Saved entries
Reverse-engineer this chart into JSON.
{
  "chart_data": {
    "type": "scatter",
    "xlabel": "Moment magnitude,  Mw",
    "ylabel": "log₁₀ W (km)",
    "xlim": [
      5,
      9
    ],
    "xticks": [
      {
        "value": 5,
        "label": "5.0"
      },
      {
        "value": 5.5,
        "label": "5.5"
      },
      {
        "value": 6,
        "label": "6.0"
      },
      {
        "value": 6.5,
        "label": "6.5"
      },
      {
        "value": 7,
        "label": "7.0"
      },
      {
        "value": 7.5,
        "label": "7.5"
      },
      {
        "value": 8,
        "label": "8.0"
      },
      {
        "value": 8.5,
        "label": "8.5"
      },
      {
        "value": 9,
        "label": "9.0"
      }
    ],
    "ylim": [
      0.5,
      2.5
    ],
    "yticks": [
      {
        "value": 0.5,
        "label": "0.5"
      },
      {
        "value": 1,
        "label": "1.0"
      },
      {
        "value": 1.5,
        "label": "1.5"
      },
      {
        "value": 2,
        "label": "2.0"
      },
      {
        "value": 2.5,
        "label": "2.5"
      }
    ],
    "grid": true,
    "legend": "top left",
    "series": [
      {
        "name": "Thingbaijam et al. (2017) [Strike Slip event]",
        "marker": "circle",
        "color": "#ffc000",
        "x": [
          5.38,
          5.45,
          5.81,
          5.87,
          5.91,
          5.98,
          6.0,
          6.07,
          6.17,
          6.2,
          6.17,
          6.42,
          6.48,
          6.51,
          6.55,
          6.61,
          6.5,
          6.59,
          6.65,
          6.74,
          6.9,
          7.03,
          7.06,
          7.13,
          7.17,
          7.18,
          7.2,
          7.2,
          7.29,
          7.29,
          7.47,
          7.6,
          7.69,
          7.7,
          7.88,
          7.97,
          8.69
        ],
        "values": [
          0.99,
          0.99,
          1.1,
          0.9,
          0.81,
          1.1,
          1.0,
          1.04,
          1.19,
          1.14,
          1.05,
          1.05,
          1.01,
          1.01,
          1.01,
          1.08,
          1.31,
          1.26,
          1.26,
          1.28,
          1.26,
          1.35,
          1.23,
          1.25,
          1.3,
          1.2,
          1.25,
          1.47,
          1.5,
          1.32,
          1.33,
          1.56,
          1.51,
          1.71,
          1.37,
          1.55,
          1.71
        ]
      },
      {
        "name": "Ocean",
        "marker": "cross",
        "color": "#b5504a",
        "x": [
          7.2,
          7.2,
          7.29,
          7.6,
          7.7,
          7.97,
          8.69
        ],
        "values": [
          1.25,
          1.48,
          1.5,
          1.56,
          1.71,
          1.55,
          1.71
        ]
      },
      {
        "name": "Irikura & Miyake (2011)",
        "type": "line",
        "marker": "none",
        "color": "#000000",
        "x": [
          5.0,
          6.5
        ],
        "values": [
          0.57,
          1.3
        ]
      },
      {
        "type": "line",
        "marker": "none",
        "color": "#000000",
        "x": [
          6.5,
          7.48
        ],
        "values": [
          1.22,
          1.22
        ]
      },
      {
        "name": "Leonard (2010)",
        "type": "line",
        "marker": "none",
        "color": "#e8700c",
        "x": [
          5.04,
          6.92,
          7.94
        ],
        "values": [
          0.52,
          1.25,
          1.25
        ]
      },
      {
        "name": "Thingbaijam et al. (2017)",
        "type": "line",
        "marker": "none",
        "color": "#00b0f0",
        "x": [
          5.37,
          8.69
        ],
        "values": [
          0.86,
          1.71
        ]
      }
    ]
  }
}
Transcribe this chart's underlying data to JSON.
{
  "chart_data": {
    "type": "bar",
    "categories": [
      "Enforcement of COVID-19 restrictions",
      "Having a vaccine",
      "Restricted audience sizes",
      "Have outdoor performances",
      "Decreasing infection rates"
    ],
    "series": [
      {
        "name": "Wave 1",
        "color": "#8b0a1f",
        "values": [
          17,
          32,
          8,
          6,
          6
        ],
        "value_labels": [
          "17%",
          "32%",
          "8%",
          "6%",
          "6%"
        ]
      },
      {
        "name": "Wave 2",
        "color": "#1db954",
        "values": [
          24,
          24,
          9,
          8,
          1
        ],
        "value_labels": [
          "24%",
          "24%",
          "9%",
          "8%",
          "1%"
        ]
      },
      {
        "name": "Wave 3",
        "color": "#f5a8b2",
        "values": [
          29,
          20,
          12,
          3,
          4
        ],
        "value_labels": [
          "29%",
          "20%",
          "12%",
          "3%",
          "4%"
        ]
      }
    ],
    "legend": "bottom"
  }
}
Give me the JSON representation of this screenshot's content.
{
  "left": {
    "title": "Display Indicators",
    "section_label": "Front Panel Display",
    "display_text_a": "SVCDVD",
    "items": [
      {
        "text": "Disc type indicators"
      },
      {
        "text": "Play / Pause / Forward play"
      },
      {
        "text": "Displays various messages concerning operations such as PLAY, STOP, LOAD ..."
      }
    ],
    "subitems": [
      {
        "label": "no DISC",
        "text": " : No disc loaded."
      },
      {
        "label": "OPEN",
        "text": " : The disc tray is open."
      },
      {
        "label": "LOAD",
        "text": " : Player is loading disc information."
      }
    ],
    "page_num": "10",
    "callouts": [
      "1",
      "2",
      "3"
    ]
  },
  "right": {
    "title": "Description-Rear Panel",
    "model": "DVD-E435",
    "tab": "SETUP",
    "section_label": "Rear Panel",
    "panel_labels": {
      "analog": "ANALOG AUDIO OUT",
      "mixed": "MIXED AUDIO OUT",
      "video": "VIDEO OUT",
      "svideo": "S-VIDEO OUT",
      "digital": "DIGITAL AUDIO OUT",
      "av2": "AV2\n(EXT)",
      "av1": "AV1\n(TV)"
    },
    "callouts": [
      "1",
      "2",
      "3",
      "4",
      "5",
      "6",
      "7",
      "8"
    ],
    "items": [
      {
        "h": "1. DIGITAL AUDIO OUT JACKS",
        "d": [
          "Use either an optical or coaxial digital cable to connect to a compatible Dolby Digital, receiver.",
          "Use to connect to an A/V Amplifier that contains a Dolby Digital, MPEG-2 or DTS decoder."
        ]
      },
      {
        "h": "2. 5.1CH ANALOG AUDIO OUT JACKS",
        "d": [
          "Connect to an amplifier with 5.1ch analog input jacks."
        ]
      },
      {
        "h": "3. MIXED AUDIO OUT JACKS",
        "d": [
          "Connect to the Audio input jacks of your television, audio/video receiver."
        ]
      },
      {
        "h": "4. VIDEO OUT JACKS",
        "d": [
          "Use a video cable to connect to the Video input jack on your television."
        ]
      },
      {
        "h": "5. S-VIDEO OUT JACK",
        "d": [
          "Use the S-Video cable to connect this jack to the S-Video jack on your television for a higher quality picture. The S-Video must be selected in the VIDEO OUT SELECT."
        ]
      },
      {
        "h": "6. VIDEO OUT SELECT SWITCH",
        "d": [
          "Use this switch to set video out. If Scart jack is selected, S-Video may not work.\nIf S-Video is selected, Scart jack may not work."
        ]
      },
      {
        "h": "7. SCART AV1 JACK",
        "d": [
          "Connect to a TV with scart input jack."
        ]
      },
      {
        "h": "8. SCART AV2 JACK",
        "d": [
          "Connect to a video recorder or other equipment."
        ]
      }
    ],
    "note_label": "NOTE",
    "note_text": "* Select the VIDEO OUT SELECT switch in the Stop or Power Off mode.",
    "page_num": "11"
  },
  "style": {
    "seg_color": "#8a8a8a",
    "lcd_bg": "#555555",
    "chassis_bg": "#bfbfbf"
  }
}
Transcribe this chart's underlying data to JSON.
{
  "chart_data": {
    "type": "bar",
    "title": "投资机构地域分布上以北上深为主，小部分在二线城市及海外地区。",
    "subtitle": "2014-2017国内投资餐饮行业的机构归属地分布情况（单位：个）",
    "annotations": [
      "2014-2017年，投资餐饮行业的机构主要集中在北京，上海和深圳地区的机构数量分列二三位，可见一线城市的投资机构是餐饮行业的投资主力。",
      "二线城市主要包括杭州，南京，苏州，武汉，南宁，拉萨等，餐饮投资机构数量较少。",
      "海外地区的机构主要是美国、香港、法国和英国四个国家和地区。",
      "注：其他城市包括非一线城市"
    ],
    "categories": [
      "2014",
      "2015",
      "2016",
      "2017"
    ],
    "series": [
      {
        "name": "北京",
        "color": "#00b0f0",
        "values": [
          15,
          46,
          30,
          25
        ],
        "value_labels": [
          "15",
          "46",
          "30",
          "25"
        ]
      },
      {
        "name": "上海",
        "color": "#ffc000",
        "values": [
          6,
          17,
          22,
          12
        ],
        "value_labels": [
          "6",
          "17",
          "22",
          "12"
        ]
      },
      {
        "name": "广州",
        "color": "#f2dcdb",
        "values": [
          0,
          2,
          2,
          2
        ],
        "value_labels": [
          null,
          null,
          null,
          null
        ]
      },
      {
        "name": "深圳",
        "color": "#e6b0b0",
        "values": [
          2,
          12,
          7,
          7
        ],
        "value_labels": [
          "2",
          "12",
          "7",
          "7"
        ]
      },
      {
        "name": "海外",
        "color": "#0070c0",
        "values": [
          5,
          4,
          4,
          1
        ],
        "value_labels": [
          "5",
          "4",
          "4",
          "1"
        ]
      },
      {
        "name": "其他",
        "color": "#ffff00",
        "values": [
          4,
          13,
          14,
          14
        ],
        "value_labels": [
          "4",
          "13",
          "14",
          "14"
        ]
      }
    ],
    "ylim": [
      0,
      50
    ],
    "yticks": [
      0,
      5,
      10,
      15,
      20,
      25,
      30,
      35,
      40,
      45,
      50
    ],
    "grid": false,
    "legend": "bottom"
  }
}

Exercise
Of the lines in the material, how many include "Dolby"? Respond with the number alone.

Task answer
2